→ What is needed
Identify all lines below that hold "Family" and collect them.

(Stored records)
■ ■ ■ ■ ■
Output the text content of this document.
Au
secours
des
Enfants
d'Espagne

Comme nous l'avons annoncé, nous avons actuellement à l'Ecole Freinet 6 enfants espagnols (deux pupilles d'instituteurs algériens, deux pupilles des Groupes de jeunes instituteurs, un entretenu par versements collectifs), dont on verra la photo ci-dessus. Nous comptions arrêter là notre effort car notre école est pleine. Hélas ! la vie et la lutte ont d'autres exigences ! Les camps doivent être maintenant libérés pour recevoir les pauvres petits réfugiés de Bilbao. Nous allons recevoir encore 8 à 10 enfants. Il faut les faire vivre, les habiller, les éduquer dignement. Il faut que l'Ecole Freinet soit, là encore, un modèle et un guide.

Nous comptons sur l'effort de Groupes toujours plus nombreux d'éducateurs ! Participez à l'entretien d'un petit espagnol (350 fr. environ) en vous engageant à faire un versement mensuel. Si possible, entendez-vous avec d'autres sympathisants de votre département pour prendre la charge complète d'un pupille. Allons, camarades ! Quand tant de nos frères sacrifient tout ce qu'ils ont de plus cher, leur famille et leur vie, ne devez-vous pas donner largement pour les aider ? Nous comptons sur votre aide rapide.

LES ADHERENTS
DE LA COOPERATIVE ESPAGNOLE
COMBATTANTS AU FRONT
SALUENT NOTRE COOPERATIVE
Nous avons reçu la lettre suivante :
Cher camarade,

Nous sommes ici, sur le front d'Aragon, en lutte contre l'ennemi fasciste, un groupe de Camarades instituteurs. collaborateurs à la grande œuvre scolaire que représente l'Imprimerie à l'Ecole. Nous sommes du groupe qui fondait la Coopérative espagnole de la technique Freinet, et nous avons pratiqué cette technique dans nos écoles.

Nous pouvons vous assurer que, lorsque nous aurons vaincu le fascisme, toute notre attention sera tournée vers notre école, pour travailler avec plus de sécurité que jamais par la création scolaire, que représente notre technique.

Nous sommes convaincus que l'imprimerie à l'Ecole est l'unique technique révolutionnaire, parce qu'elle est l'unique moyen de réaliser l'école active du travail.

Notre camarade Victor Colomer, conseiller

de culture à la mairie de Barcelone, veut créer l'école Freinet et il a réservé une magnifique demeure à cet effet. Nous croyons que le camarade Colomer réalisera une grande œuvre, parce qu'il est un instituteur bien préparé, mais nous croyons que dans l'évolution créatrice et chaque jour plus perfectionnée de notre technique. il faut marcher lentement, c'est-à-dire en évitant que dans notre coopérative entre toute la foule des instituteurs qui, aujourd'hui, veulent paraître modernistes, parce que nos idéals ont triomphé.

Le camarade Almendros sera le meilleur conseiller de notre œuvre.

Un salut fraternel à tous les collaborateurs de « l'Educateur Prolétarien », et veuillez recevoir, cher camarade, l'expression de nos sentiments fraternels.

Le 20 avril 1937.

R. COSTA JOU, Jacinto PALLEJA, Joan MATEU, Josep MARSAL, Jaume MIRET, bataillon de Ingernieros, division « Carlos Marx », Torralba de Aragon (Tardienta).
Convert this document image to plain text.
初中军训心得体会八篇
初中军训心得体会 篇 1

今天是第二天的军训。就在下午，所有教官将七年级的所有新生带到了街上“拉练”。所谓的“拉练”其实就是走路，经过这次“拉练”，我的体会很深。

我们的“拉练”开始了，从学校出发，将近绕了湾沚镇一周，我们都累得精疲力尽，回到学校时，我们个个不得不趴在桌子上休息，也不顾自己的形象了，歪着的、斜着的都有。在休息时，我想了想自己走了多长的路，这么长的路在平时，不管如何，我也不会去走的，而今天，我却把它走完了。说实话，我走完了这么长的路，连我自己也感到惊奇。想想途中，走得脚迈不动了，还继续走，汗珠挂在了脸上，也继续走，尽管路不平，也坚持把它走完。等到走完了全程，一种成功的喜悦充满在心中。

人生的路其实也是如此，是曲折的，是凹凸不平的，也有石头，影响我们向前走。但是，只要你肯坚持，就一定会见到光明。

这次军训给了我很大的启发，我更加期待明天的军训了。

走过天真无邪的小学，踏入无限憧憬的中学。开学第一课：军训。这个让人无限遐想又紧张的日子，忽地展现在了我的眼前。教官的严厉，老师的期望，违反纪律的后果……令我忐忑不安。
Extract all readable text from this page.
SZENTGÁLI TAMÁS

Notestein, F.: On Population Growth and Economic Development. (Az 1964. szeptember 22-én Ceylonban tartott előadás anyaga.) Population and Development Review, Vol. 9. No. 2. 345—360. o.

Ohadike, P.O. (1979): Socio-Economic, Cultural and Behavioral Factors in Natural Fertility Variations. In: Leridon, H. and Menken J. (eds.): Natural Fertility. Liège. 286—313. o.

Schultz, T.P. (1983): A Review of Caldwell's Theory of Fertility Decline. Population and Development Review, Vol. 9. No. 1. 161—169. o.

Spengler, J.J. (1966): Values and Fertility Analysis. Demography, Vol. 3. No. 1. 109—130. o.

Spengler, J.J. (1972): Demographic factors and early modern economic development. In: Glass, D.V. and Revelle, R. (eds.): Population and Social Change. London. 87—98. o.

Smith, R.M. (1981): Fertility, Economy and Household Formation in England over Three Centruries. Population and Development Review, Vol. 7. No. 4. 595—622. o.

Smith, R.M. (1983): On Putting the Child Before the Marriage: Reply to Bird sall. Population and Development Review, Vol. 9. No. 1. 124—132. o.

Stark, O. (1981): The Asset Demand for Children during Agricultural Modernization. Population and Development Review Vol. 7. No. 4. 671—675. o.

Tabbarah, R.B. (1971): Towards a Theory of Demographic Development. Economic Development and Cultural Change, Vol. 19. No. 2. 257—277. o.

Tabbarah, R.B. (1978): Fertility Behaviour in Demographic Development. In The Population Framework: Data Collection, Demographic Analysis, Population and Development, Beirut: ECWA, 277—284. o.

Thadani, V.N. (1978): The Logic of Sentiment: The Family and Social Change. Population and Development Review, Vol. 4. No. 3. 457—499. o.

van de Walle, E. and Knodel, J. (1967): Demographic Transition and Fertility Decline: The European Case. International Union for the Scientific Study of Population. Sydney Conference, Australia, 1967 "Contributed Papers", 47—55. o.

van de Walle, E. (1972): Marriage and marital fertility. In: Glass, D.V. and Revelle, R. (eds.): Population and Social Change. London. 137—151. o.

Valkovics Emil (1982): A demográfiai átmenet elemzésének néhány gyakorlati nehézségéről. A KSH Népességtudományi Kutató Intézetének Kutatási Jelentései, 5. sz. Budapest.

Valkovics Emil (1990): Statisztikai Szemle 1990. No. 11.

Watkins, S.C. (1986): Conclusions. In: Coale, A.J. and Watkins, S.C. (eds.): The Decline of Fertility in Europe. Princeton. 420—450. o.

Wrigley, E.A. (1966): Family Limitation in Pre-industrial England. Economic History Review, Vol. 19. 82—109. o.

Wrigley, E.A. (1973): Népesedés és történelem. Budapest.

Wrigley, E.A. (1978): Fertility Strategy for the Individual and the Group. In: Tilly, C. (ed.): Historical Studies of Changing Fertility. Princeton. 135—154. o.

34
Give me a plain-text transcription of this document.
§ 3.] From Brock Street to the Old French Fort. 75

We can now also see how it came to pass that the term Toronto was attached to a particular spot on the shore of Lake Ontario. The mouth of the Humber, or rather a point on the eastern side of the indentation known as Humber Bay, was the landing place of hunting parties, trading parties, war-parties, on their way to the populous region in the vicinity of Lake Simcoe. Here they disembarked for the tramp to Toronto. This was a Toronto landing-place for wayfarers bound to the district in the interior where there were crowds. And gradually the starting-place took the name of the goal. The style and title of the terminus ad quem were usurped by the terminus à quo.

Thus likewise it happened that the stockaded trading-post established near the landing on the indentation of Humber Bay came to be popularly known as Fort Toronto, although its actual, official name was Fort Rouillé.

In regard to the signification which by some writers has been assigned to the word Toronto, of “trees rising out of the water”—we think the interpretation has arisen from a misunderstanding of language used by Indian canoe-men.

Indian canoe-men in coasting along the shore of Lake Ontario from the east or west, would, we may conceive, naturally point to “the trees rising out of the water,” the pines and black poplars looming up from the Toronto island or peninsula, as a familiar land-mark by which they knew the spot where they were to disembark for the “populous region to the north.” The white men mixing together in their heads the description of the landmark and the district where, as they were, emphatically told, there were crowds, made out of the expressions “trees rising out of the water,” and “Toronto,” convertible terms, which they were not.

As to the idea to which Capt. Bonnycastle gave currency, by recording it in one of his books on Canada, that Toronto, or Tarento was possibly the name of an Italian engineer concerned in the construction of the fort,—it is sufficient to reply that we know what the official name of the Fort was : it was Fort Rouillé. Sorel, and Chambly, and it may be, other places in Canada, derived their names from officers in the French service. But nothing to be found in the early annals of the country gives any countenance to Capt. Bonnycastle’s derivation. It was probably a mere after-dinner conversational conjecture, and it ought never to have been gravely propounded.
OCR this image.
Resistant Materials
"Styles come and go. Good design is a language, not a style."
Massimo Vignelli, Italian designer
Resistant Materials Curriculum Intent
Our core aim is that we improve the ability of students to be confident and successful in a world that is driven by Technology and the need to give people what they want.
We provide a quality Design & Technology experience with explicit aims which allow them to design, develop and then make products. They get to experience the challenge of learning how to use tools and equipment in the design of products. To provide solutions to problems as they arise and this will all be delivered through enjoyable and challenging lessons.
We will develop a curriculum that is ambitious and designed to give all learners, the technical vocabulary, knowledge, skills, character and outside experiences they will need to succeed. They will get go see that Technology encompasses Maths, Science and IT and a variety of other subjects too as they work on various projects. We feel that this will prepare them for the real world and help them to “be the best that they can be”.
■ ■ ■ ■ ■
→ Solution to the exercise
Thadani, V.N. (1978): The Logic of Sentiment: The Family and Social Change. Population and Development Review, Vol. 4. No. 3. 457—499. o.
Wrigley, E.A. (1966): Family Limitation in Pre-industrial England. Economic History Review, Vol. 19. 82—109. o.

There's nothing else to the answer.